▸ Work to complete:
Extract every entry word for word. Skip the pictures.

· · · · ·

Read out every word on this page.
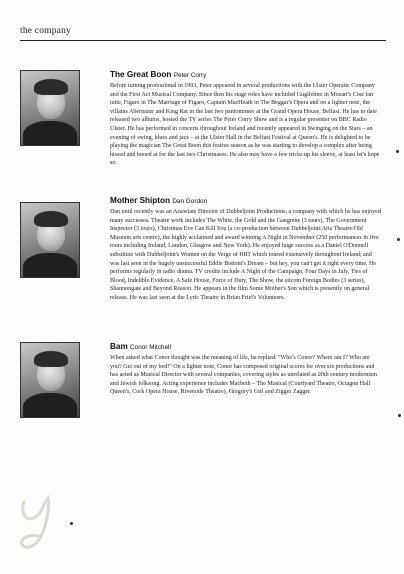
the company

The Great Boon Peter Corry

Before turning professional in 1993, Peter appeared in several productions with the Ulster Operatic Company and the First Act Musical Company. Since then his stage roles have included Guglielmo in Mozart's Cosi fan tutte, Figaro in The Marriage of Figaro, Captain MacHeath in The Beggar's Opera and on a lighter note, the villains Abernazer and King Rat in the last two pantomimes at the Grand Opera House, Belfast. He has to date released two albums, hosted the TV series The Peter Corry Show and is a regular presenter on BBC Radio Ulster. He has performed in concerts throughout Ireland and recently appeared in Swinging on the Stars – an evening of swing, blues and jazz – at the Ulster Hall in the Belfast Festival at Queen's. He is delighted to be playing the magician The Great Boon this festive season as he was starting to develop a complex after being hissed and booed at for the last two Christmases. He also may have a few tricks up his sleeve, at least let's hope so.

Mother Shipton Dan Gordon

Dan until recently was an Associate Director of Dubbeljoint Productions, a company with which he has enjoyed many successes. Theatre work includes The White, the Gold and the Gangrene (3 tours), The Government Inspector (3 tours), Christmas Eve Can Kill You (a co-production between Dubbeljoint/Arts Theatre/Old Museum arts centre), the highly acclaimed and award winning A Night in November (250 performances in five tours including Ireland, London, Glasgow and New York). He enjoyed huge success as a Daniel O'Donnell substitute with Dubbeljoint's Women on the Verge of HRT which toured extensively throughout Ireland; and was last seen in the hugely unsuccessful Eddie Bottom's Dream – but hey, you can't get it right every time. He performs regularly in radio drama. TV credits include A Night of the Campaign, Four Days in July, Ties of Blood, Indelible Evidence, A Safe House, Force of Duty, The Show, the sitcom Foreign Bodies (3 series), Shannongate and Beyond Reason. He appears in the film Some Mother's Son which is presently on general release. He was last seen at the Lyric Theatre in Brian Friel's Volunteers.

Bam Conor Mitchell

When asked what Conor thought was the meaning of life, he replied: "Who's Conor? Where am I? Who are you? Get out of my bed!" On a lighter note, Conor has composed original scores for over six productions and has acted as Musical Director with several companies, covering styles as unrelated as 20th century modernism and Jewish folksong. Acting experience includes Macbeth – The Musical (Courtyard Theatre, Octagon Hall Queen's, Cork Opera House, Riverside Theatre), Gregory's Girl and Zigger Zagger.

· · · · ·

▸ Response to the exercise:
Read out every word on this page.
the company

The Great Boon Peter Corry

Before turning professional in 1993, Peter appeared in several productions with the Ulster Operatic Company and the First Act Musical Company. Since then his stage roles have included Guglielmo in Mozart's Cosi fan tutte, Figaro in The Marriage of Figaro, Captain MacHeath in The Beggar's Opera and on a lighter note, the villains Abernazer and King Rat in the last two pantomimes at the Grand Opera House, Belfast. He has to date released two albums, hosted the TV series The Peter Corry Show and is a regular presenter on BBC Radio Ulster. He has performed in concerts throughout Ireland and recently appeared in Swinging on the Stars – an evening of swing, blues and jazz – at the Ulster Hall in the Belfast Festival at Queen's. He is delighted to be playing the magician The Great Boon this festive season as he was starting to develop a complex after being hissed and booed at for the last two Christmases. He also may have a few tricks up his sleeve, at least let's hope so.

Mother Shipton Dan Gordon

Dan until recently was an Associate Director of Dubbeljoint Productions, a company with which he has enjoyed many successes. Theatre work includes The White, the Gold and the Gangrene (3 tours), The Government Inspector (3 tours), Christmas Eve Can Kill You (a co-production between Dubbeljoint/Arts Theatre/Old Museum arts centre), the highly acclaimed and award winning A Night in November (250 performances in five tours including Ireland, London, Glasgow and New York). He enjoyed huge success as a Daniel O'Donnell substitute with Dubbeljoint's Women on the Verge of HRT which toured extensively throughout Ireland; and was last seen in the hugely unsuccessful Eddie Bottom's Dream – but hey, you can't get it right every time. He performs regularly in radio drama. TV credits include A Night of the Campaign, Four Days in July, Ties of Blood, Indelible Evidence, A Safe House, Force of Duty, The Show, the sitcom Foreign Bodies (3 series), Shannongate and Beyond Reason. He appears in the film Some Mother's Son which is presently on general release. He was last seen at the Lyric Theatre in Brian Friel's Volunteers.

Bam Conor Mitchell

When asked what Conor thought was the meaning of life, he replied: "Who's Conor? Where am I? Who are you? Get out of my bed!" On a lighter note, Conor has composed original scores for over six productions and has acted as Musical Director with several companies, covering styles as unrelated as 20th century modernism and Jewish folksong. Acting experience includes Macbeth – The Musical (Courtyard Theatre, Octagon Hall Queen's, Cork Opera House, Riverside Theatre), Gregory's Girl and Zigger Zagger.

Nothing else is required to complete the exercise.